[begin Data entries]
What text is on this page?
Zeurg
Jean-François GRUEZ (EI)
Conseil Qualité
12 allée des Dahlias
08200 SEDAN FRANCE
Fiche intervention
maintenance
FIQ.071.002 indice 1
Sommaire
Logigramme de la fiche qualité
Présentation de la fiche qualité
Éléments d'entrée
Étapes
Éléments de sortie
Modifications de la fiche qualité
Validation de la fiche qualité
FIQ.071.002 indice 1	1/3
[end Data entries]
**Work to do**
From the first line to the last, retype the data exactly.

**Correct response**
What text is on this page?
Zeurg
Jean-François GRUEZ (EI)
Conseil Qualité
12 allée des Dahlias
08200 SEDAN FRANCE
Fiche intervention
maintenance
FIQ.071.002 indice 1
Sommaire
Logigramme de la fiche qualité
Présentation de la fiche qualité
Éléments d'entrée
Étapes
Éléments de sortie
Modifications de la fiche qualité
Validation de la fiche qualité
FIQ.071.002 indice 1	1/3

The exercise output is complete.